● Data rows:
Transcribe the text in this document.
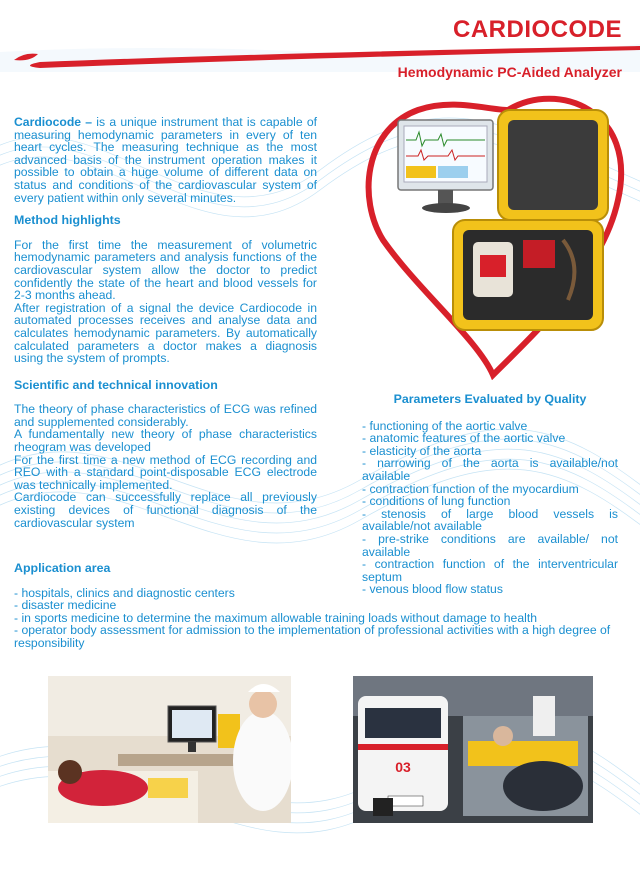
CARDIOCODE
Hemodynamic PC-Aided Analyzer

Cardiocode – is a unique instrument that is capable of measuring hemodynamic parameters in every of ten heart cycles. The measuring technique as the most advanced basis of the instrument operation makes it possible to obtain a huge volume of different data on status and conditions of the cardiovascular system of every patient within only several minutes.

Method highlights

For the first time the measurement of volumetric hemodynamic parameters and analysis functions of the cardiovascular system allow the doctor to predict confidently the state of the heart and blood vessels for 2-3 months ahead.

After registration of a signal the device Cardiocode in automated processes receives and analyse data and calculates hemodynamic parameters. By automatically calculated parameters a doctor makes a diagnosis using the system of prompts.

Scientific and technical innovation

The theory of phase characteristics of ECG was refined and supplemented considerably.

A fundamentally new theory of phase characteristics rheogram was developed

For the first time a new method of ECG recording and REO with a standard point-disposable ECG electrode was technically implemented.

Cardiocode can successfully replace all previously existing devices of functional diagnosis of the cardiovascular system

Parameters Evaluated by Quality
- functioning of the aortic valve
- anatomic features of the aortic valve
- elasticity of the aorta
- narrowing of the aorta is available/not available
- contraction function of the myocardium
- conditions of lung function
- stenosis of large blood vessels is available/not available
- pre-strike conditions are available/ not available
- contraction function of the interventricular septum
- venous blood flow status
Application area
- hospitals, clinics and diagnostic centers
- disaster medicine
- in sports medicine to determine the maximum allowable training loads without damage to health
- operator body assessment for admission to the implementation of professional activities with a high degree of responsibility
03
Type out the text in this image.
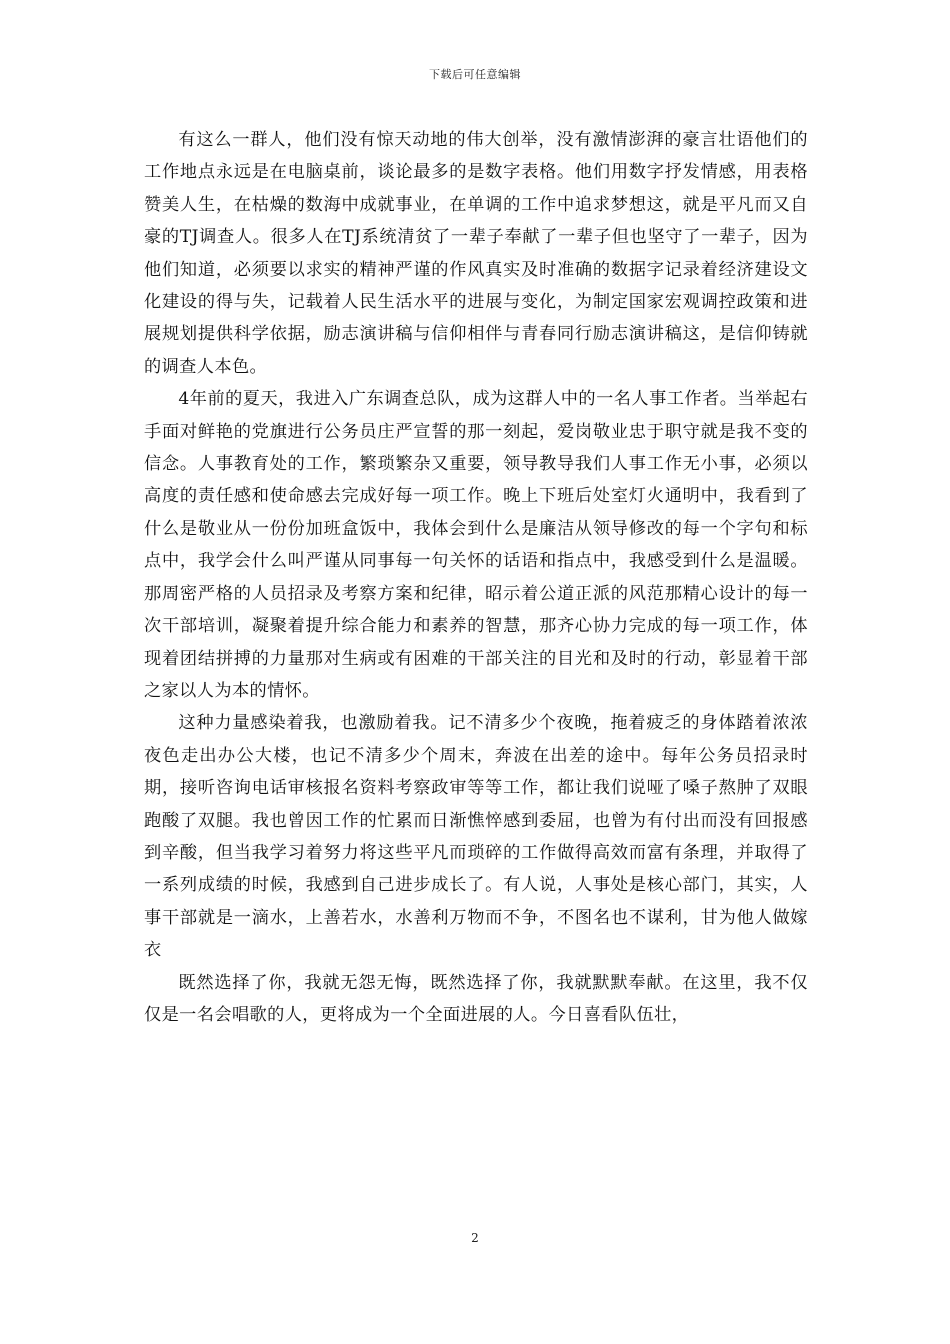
下载后可任意编辑

有这么一群人，他们没有惊天动地的伟大创举，没有激情澎湃的豪言壮语他们的工作地点永远是在电脑桌前，谈论最多的是数字表格。他们用数字抒发情感，用表格赞美人生，在枯燥的数海中成就事业，在单调的工作中追求梦想这，就是平凡而又自豪的TJ调查人。很多人在TJ系统清贫了一辈子奉献了一辈子但也坚守了一辈子，因为他们知道，必须要以求实的精神严谨的作风真实及时准确的数据字记录着经济建设文化建设的得与失，记载着人民生活水平的进展与变化，为制定国家宏观调控政策和进展规划提供科学依据，励志演讲稿与信仰相伴与青春同行励志演讲稿这，是信仰铸就的调查人本色。

4年前的夏天，我进入广东调查总队，成为这群人中的一名人事工作者。当举起右手面对鲜艳的党旗进行公务员庄严宣誓的那一刻起，爱岗敬业忠于职守就是我不变的信念。人事教育处的工作，繁琐繁杂又重要，领导教导我们人事工作无小事，必须以高度的责任感和使命感去完成好每一项工作。晚上下班后处室灯火通明中，我看到了什么是敬业从一份份加班盒饭中，我体会到什么是廉洁从领导修改的每一个字句和标点中，我学会什么叫严谨从同事每一句关怀的话语和指点中，我感受到什么是温暖。那周密严格的人员招录及考察方案和纪律，昭示着公道正派的风范那精心设计的每一次干部培训，凝聚着提升综合能力和素养的智慧，那齐心协力完成的每一项工作，体现着团结拼搏的力量那对生病或有困难的干部关注的目光和及时的行动，彰显着干部之家以人为本的情怀。

这种力量感染着我，也激励着我。记不清多少个夜晚，拖着疲乏的身体踏着浓浓夜色走出办公大楼，也记不清多少个周末，奔波在出差的途中。每年公务员招录时期，接听咨询电话审核报名资料考察政审等等工作，都让我们说哑了嗓子熬肿了双眼跑酸了双腿。我也曾因工作的忙累而日渐憔悴感到委屈，也曾为有付出而没有回报感到辛酸，但当我学习着努力将这些平凡而琐碎的工作做得高效而富有条理，并取得了一系列成绩的时候，我感到自己进步成长了。有人说，人事处是核心部门，其实，人事干部就是一滴水，上善若水，水善利万物而不争，不图名也不谋利，甘为他人做嫁衣

既然选择了你，我就无怨无悔，既然选择了你，我就默默奉献。在这里，我不仅仅是一名会唱歌的人，更将成为一个全面进展的人。今日喜看队伍壮，

2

● What is being asked: In the lines above, find each one with "vessels" and list it.

● The result:
For the first time the measurement of volumetric hemodynamic parameters and analysis functions of the cardiovascular system allow the doctor to predict confidently the state of the heart and blood vessels for 2-3 months ahead.
- stenosis of large blood vessels is available/not available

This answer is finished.